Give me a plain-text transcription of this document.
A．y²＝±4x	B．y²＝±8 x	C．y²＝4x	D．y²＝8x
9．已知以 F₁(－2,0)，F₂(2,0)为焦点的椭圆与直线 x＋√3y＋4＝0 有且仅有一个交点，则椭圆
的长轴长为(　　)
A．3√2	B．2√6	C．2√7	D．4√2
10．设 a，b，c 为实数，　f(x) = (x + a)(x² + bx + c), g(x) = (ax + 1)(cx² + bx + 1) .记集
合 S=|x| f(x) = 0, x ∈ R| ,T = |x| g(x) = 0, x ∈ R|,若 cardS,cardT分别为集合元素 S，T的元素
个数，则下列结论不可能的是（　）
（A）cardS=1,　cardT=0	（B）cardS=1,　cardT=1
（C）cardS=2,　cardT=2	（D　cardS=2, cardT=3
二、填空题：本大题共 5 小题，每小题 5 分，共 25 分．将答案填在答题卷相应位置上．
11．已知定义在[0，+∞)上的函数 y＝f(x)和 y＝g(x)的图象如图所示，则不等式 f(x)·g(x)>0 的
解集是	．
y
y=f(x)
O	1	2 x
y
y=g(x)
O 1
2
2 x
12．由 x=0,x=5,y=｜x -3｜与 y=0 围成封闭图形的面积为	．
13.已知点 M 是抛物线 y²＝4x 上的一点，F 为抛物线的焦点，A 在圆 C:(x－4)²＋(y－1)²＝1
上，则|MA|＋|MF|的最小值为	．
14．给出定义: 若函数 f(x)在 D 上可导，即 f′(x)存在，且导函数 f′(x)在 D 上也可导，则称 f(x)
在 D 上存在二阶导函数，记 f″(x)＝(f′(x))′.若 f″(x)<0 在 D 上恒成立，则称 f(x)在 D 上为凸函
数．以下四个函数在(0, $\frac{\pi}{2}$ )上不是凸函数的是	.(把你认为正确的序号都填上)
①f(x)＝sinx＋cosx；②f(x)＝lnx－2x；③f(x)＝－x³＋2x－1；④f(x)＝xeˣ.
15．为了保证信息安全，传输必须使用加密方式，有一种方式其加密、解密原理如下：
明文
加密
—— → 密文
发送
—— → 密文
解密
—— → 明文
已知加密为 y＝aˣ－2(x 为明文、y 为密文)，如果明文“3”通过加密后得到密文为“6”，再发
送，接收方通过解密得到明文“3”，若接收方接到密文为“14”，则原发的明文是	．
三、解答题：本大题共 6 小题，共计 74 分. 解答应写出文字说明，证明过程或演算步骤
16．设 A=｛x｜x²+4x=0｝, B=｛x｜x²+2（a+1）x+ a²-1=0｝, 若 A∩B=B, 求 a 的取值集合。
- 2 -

----

[Required work]
Make an exact copy of the records.

[Reply to the exercise]
Give me a plain-text transcription of this document.
A．y²＝±4x	B．y²＝±8 x	C．y²＝4x	D．y²＝8x
9．已知以 F₁(－2,0)，F₂(2,0)为焦点的椭圆与直线 x＋√3y＋4＝0 有且仅有一个交点，则椭圆
的长轴长为(　　)
A．3√2	B．2√6	C．2√7	D．4√2
10．设 a，b，c 为实数，　f(x) = (x + a)(x² + bx + c), g(x) = (ax + 1)(cx² + bx + 1) .记集
合 S=|x| f(x) = 0, x ∈ R| ,T = |x| g(x) = 0, x ∈ R|,若 cardS,cardT分别为集合元素 S，T的元素
个数，则下列结论不可能的是（　）
（A）cardS=1,　cardT=0	（B）cardS=1,　cardT=1
（C）cardS=2,　cardT=2	（D　cardS=2, cardT=3
二、填空题：本大题共 5 小题，每小题 5 分，共 25 分．将答案填在答题卷相应位置上．
11．已知定义在[0，+∞)上的函数 y＝f(x)和 y＝g(x)的图象如图所示，则不等式 f(x)·g(x)>0 的
解集是	．
y
y=f(x)
O	1	2 x
y
y=g(x)
O 1
2
2 x
12．由 x=0,x=5,y=｜x -3｜与 y=0 围成封闭图形的面积为	．
13.已知点 M 是抛物线 y²＝4x 上的一点，F 为抛物线的焦点，A 在圆 C:(x－4)²＋(y－1)²＝1
上，则|MA|＋|MF|的最小值为	．
14．给出定义: 若函数 f(x)在 D 上可导，即 f′(x)存在，且导函数 f′(x)在 D 上也可导，则称 f(x)
在 D 上存在二阶导函数，记 f″(x)＝(f′(x))′.若 f″(x)<0 在 D 上恒成立，则称 f(x)在 D 上为凸函
数．以下四个函数在(0, $\frac{\pi}{2}$ )上不是凸函数的是	.(把你认为正确的序号都填上)
①f(x)＝sinx＋cosx；②f(x)＝lnx－2x；③f(x)＝－x³＋2x－1；④f(x)＝xeˣ.
15．为了保证信息安全，传输必须使用加密方式，有一种方式其加密、解密原理如下：
明文
加密
—— → 密文
发送
—— → 密文
解密
—— → 明文
已知加密为 y＝aˣ－2(x 为明文、y 为密文)，如果明文“3”通过加密后得到密文为“6”，再发
送，接收方通过解密得到明文“3”，若接收方接到密文为“14”，则原发的明文是	．
三、解答题：本大题共 6 小题，共计 74 分. 解答应写出文字说明，证明过程或演算步骤
16．设 A=｛x｜x²+4x=0｝, B=｛x｜x²+2（a+1）x+ a²-1=0｝, 若 A∩B=B, 求 a 的取值集合。
- 2 -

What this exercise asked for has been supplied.